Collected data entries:
= = = = = = =

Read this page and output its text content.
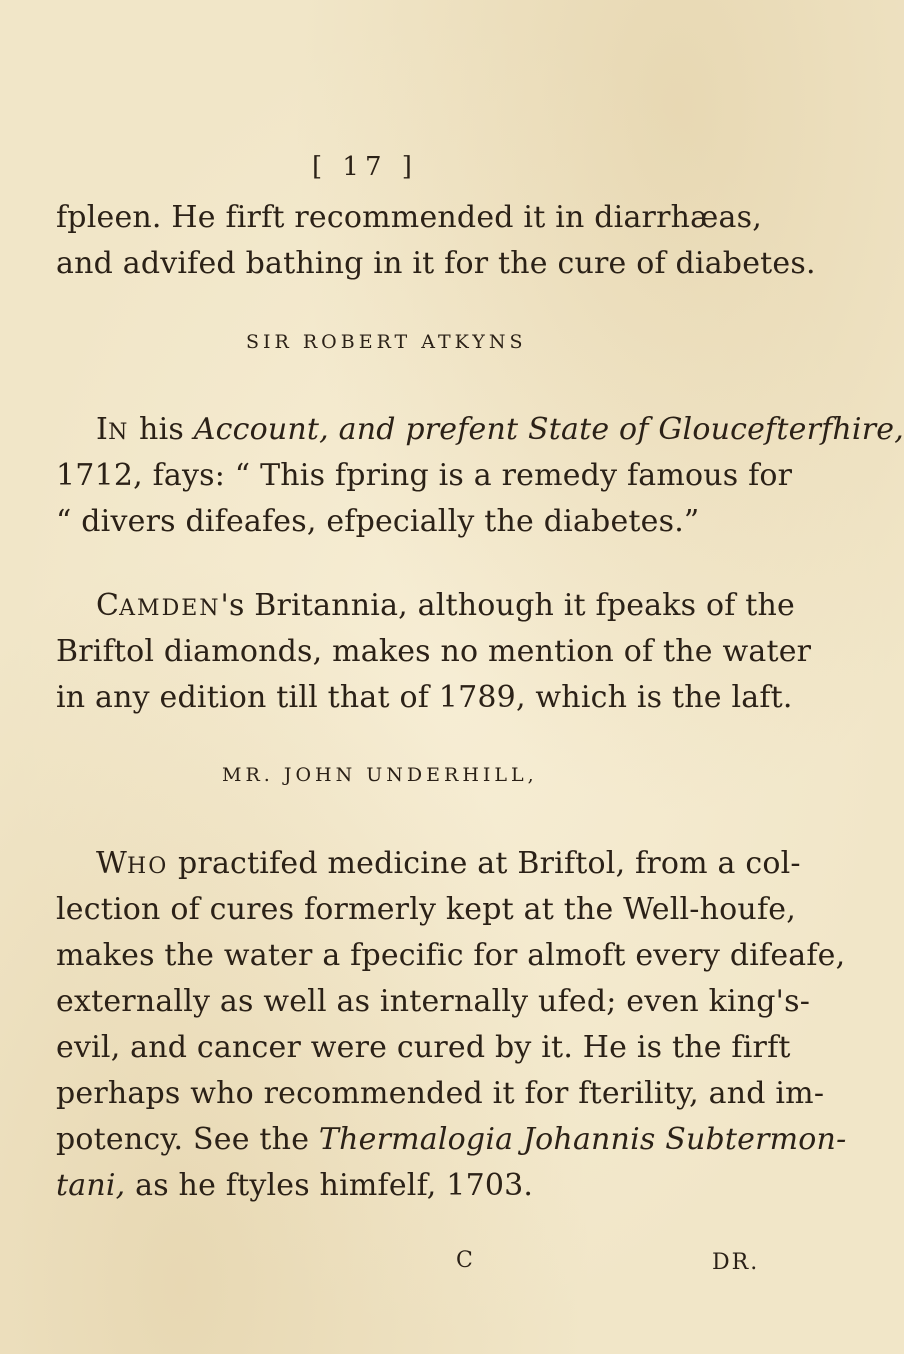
[ 17 ]
fpleen. He firft recommended it in diarrhæas,
and advifed bathing in it for the cure of diabetes.
SIR ROBERT ATKYNS
IN his Account, and prefent State of Gloucefterfhire,
1712, fays: “ This fpring is a remedy famous for
“ divers difeafes, efpecially the diabetes.”
CAMDEN's Britannia, although it fpeaks of the
Briftol diamonds, makes no mention of the water
in any edition till that of 1789, which is the laft.
MR. JOHN UNDERHILL,
WHO practifed medicine at Briftol, from a col-
lection of cures formerly kept at the Well-houfe,
makes the water a fpecific for almoft every difeafe,
externally as well as internally ufed; even king's-
evil, and cancer were cured by it. He is the firft
perhaps who recommended it for fterility, and im-
potency. See the Thermalogia Johannis Subtermon-
tani, as he ftyles himfelf, 1703.
C	DR.
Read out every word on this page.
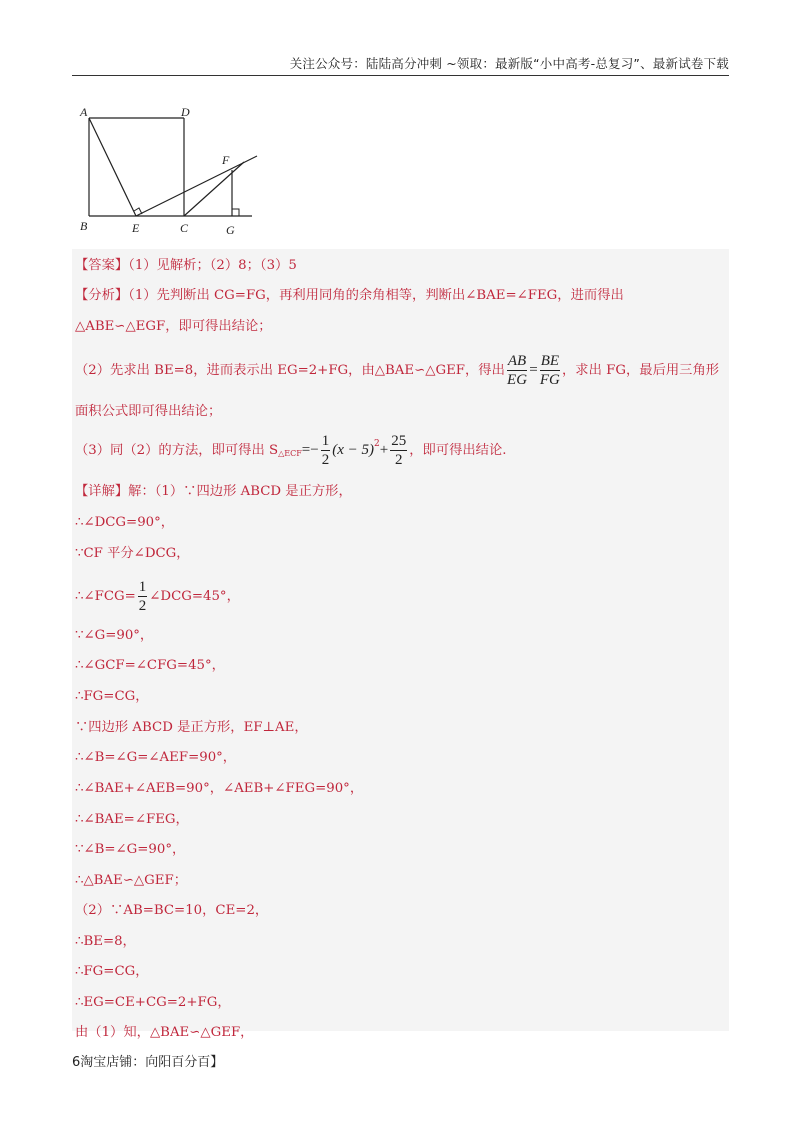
关注公众号：陆陆高分冲刺 ~领取：最新版“小中高考-总复习”、最新试卷下载
A	D
F
B	E	C	G
【答案】（1）见解析；（2）8；（3）5
【分析】（1）先判断出 CG=FG，再利用同角的余角相等，判断出∠BAE=∠FEG，进而得出
△ABE∽△EGF，即可得出结论；
（2）先求出 BE=8，进而表示出 EG=2+FG，由△BAE∽△GEF，得出 $\frac{AB}{EG} = \frac{BE}{FG}$ ，求出 FG，最后用三角形
面积公式即可得出结论；
（3）同（2）的方法，即可得出 $S_{\triangle ECF}=- \frac{1}{2} (x - 5)^2+ \frac{25}{2}$ ，即可得出结论.
【详解】解：（1）∵四边形 ABCD 是正方形，
∴∠DCG=90°，
∵CF 平分∠DCG，
∴∠FCG= $\frac{1}{2}$ ∠DCG=45°，
∵∠G=90°，
∴∠GCF=∠CFG=45°，
∴FG=CG，
∵四边形 ABCD 是正方形，EF⊥AE，
∴∠B=∠G=∠AEF=90°，
∴∠BAE+∠AEB=90°，∠AEB+∠FEG=90°，
∴∠BAE=∠FEG，
∵∠B=∠G=90°，
∴△BAE∽△GEF；
（2）∵AB=BC=10，CE=2，
∴BE=8，
∴FG=CG，
∴EG=CE+CG=2+FG，
由（1）知，△BAE∽△GEF，
6淘宝店铺：向阳百分百】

= = = = = = =

* [Requirement]: Gather, from the listing above, every line carrying the word "Briftol".

* [The answer]:
Briftol diamonds, makes no mention of the water
WHO practifed medicine at Briftol, from a col-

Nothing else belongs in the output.